_Tasks to perform:_
• A. Do these statements agree with the dentistry conversation below? Answer yes or no for each, and quote the words from the conversation that decide it. (i) GM had five price points for years. (ii) One student was going to graduate $250,000 in debt. (iii) Rhys says dentistry really is at the bottom of the totem pole.
• B. What is the Spanish for this sentence from the dentistry conversation below: "And when people start to value what we can really do, they're willing to buy it."
• C. Which GM brands does Howard name in the dentistry conversation below when describing its price points?

_Page text:_
Howard: If you look at GM, for years they had five price points, they had Chevy, Pontiac, Olds, Buick, Cadillac, and so many of these young kids don't understand market segmentation where there's a lot of upgrades in a denture. I mean, Ivoclar makes some amazing, gorgeous teeth. So, when people are throwing price around, they should throw a lower price and a higher price. In fact, some of the most successful implantologists I know, what they actually did is they bought the overlooked denture world that had been in the poorest part of town for thirty, forty years; they picked it up for nothing and then they took that denture world and all that existing brand name, and then when everybody was coming back they'd say, "Well, we can upgrade it to a nicer denture with nicer teeth, or put it on two implants or put it on four implants, or All-on-4." It was just amazing. And they said, if you just converted 1% of their clients coming in to All-on-4s, they built three ... there was one in Bakersfield, I think he took it from three hundred thousand to like nine million a year in revenue. Again, market segmentation.

 

Rhys: But, the only way that works is they obviously provided care that was proper enough that the people that were getting it, valued it. And when people start to value what we can really do, they're willing to buy it. They buy everything else. And for some reason we think that dentistry is at the bottom of the totem pole, and it really isn't. It depends on how we put it out there, and if we can show people there is really that kind of value in it, they will seek it. That's what we've all seen.

 

Howard: You know, they come out of school - we were at A.T. Still a couple of Sundays ago and there was one kid that was going to graduate $550,000 in debt - a lot of them, when they come out of school, say they're 250, 350 in debt, if they go buy a chairside milling machine, that's a buck thirty-five; if they go buy some of these lasers, those are going to be between seventy-five and a hundred and thirty thousand; they go buy a CB/CT, there's another hundred grand. They literally come out of school and say, "Dude, if I buy three things, I just doubled my student loan debt." So, the question specifically is if they want to grow up to be great dentists like you, what do you think they have to buy?

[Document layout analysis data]

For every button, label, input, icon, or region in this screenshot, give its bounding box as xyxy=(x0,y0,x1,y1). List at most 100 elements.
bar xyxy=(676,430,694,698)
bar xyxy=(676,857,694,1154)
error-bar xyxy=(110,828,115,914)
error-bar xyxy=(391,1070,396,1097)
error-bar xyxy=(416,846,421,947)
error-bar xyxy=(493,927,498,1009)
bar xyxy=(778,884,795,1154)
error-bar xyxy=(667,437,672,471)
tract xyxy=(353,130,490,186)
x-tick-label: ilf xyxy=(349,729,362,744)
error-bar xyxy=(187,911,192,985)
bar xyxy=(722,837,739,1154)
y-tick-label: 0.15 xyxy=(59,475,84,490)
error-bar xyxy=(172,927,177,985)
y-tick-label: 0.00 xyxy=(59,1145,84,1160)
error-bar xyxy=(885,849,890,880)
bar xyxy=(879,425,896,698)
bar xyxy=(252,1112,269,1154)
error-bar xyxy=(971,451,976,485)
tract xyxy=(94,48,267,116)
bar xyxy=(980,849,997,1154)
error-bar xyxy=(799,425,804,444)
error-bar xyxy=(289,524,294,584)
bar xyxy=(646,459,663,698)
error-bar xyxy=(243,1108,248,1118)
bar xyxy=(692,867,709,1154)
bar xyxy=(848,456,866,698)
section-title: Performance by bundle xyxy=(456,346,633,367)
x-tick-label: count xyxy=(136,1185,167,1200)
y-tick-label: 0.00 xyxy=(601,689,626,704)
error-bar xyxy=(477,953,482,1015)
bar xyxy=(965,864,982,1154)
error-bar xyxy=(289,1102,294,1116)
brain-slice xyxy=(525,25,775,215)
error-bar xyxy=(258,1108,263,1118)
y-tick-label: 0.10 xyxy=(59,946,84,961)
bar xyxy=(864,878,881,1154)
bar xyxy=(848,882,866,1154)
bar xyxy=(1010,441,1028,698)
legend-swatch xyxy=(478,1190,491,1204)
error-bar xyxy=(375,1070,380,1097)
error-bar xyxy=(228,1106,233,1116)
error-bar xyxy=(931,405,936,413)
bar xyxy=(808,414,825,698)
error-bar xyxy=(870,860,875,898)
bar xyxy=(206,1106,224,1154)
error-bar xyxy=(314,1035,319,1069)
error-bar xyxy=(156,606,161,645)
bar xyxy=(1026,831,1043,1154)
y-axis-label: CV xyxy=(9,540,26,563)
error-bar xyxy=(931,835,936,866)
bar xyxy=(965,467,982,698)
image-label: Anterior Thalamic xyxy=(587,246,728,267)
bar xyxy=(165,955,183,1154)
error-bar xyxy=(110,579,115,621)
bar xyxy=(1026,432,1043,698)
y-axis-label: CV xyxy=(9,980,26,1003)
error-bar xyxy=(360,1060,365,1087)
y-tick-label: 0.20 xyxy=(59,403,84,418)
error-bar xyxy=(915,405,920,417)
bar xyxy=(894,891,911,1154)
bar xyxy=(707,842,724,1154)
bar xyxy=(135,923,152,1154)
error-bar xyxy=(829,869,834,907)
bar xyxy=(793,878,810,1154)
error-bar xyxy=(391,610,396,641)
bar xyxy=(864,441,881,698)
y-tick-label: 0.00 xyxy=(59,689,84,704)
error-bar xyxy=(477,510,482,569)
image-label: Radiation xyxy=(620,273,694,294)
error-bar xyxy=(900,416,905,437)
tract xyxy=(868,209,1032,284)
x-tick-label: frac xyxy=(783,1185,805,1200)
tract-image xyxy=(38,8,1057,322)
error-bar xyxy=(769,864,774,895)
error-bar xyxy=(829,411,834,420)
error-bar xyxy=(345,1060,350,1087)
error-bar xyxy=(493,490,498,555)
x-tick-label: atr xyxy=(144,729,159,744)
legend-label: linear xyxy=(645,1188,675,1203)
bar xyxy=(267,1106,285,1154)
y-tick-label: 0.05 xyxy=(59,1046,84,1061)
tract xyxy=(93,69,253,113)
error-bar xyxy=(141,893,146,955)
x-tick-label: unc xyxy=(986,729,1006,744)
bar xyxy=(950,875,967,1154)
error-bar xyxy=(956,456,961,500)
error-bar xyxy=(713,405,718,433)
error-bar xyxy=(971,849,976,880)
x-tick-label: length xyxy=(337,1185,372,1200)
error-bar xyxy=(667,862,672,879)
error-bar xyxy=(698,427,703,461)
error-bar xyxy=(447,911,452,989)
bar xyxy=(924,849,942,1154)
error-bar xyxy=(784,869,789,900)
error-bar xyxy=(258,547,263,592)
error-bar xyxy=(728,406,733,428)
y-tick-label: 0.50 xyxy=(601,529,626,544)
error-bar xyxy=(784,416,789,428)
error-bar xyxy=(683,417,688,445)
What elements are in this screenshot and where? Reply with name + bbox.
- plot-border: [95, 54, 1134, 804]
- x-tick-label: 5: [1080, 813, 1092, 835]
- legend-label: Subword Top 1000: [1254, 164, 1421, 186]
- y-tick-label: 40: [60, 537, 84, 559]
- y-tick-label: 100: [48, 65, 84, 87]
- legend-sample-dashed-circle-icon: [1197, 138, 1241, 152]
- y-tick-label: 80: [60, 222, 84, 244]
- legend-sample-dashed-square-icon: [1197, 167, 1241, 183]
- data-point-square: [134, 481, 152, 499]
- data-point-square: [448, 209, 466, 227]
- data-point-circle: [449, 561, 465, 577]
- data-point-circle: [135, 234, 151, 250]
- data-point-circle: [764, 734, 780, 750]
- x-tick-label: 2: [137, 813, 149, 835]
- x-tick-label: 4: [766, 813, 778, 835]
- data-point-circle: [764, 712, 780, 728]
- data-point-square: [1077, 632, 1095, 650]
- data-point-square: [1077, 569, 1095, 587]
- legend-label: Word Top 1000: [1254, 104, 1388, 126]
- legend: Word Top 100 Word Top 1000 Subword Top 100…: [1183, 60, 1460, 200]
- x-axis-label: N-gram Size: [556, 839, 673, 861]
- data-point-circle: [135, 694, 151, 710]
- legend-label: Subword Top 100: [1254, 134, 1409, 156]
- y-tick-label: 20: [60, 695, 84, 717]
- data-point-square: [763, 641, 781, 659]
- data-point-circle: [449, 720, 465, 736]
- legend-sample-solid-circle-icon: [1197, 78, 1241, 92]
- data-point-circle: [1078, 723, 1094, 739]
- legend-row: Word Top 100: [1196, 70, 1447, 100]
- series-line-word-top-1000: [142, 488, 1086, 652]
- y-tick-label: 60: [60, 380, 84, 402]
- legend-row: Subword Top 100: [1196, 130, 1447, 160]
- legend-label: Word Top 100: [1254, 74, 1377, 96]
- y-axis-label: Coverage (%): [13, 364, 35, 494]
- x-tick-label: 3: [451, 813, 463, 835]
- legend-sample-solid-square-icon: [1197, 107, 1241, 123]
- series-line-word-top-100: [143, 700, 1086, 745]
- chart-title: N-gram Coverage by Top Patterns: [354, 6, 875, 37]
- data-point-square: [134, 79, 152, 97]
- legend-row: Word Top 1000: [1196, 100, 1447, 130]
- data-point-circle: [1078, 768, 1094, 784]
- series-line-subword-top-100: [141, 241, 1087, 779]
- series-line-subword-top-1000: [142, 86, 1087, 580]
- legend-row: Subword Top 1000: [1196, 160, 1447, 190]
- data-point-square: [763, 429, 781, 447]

_Solutions below:_
• A.
(i) Yes: "for years they had five price points"
(ii) No: "there was one kid that was going to graduate $550,000 in debt"
(iii) No: "for some reason we think that dentistry is at the bottom of the totem pole, and it really isn't"

• B. Y cuando la gente empieza a valorar lo que realmente podemos hacer, está dispuesta a comprarlo.

• C. Chevy, Pontiac, Olds, Buick, Cadillac